--- start ---

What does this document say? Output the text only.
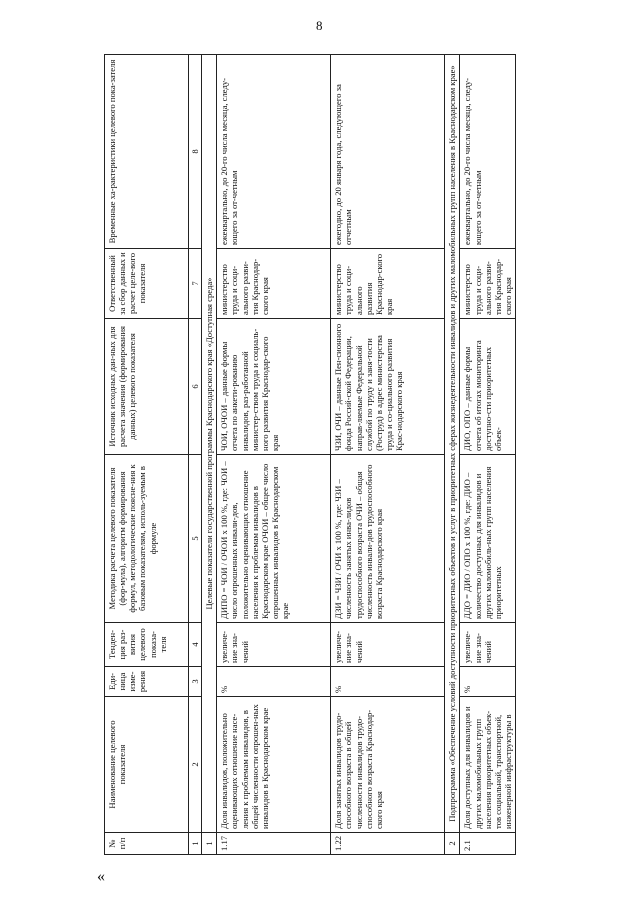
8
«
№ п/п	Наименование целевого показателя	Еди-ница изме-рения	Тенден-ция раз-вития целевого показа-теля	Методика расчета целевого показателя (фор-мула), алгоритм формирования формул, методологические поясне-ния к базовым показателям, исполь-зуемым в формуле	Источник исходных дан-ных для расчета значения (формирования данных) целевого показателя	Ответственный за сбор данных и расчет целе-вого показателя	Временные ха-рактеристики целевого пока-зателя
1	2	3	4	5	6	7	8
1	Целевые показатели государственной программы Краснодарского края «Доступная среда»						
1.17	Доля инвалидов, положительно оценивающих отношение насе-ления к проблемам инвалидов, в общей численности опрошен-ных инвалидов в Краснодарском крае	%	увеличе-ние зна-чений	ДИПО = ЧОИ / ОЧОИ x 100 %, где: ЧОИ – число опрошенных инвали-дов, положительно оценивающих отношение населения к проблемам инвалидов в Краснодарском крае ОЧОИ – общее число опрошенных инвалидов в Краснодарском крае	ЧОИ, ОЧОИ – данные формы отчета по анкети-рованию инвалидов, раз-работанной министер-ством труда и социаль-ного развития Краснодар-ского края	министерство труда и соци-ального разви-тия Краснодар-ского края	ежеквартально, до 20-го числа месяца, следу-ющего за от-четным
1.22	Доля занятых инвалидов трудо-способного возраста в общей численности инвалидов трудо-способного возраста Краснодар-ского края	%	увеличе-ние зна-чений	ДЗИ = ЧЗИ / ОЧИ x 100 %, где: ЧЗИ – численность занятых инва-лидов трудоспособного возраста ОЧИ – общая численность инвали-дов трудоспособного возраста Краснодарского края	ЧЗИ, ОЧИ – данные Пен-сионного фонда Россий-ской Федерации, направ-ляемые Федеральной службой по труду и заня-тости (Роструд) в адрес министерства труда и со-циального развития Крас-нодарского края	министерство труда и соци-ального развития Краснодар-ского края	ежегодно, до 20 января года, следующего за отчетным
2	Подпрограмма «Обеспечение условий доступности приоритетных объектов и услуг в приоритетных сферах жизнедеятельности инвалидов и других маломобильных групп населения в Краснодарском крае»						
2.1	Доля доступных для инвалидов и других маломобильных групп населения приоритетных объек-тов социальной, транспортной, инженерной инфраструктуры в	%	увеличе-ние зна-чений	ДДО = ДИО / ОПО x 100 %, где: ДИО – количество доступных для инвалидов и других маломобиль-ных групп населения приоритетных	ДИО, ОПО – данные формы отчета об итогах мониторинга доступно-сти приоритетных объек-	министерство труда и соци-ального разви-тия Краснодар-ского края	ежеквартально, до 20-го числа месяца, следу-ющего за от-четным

--- end ---

[TASK TO COMPLETE]: Copy the listing exactly. Any image in it stays out of the copy.

[WRITTEN ANSWER]:
What does this document say? Output the text only.
8
«
№ п/п	Наименование целевого показателя	Еди-ница изме-рения	Тенден-ция раз-вития целевого показа-теля	Методика расчета целевого показателя (фор-мула), алгоритм формирования формул, методологические поясне-ния к базовым показателям, исполь-зуемым в формуле	Источник исходных дан-ных для расчета значения (формирования данных) целевого показателя	Ответственный за сбор данных и расчет целе-вого показателя	Временные ха-рактеристики целевого пока-зателя
1	2	3	4	5	6	7	8
1	Целевые показатели государственной программы Краснодарского края «Доступная среда»						
1.17	Доля инвалидов, положительно оценивающих отношение насе-ления к проблемам инвалидов, в общей численности опрошен-ных инвалидов в Краснодарском крае	%	увеличе-ние зна-чений	ДИПО = ЧОИ / ОЧОИ x 100 %, где: ЧОИ – число опрошенных инвали-дов, положительно оценивающих отношение населения к проблемам инвалидов в Краснодарском крае ОЧОИ – общее число опрошенных инвалидов в Краснодарском крае	ЧОИ, ОЧОИ – данные формы отчета по анкети-рованию инвалидов, раз-работанной министер-ством труда и социаль-ного развития Краснодар-ского края	министерство труда и соци-ального разви-тия Краснодар-ского края	ежеквартально, до 20-го числа месяца, следу-ющего за от-четным
1.22	Доля занятых инвалидов трудо-способного возраста в общей численности инвалидов трудо-способного возраста Краснодар-ского края	%	увеличе-ние зна-чений	ДЗИ = ЧЗИ / ОЧИ x 100 %, где: ЧЗИ – численность занятых инва-лидов трудоспособного возраста ОЧИ – общая численность инвали-дов трудоспособного возраста Краснодарского края	ЧЗИ, ОЧИ – данные Пен-сионного фонда Россий-ской Федерации, направ-ляемые Федеральной службой по труду и заня-тости (Роструд) в адрес министерства труда и со-циального развития Крас-нодарского края	министерство труда и соци-ального развития Краснодар-ского края	ежегодно, до 20 января года, следующего за отчетным
2	Подпрограмма «Обеспечение условий доступности приоритетных объектов и услуг в приоритетных сферах жизнедеятельности инвалидов и других маломобильных групп населения в Краснодарском крае»						
2.1	Доля доступных для инвалидов и других маломобильных групп населения приоритетных объек-тов социальной, транспортной, инженерной инфраструктуры в	%	увеличе-ние зна-чений	ДДО = ДИО / ОПО x 100 %, где: ДИО – количество доступных для инвалидов и других маломобиль-ных групп населения приоритетных	ДИО, ОПО – данные формы отчета об итогах мониторинга доступно-сти приоритетных объек-	министерство труда и соци-ального разви-тия Краснодар-ского края	ежеквартально, до 20-го числа месяца, следу-ющего за от-четным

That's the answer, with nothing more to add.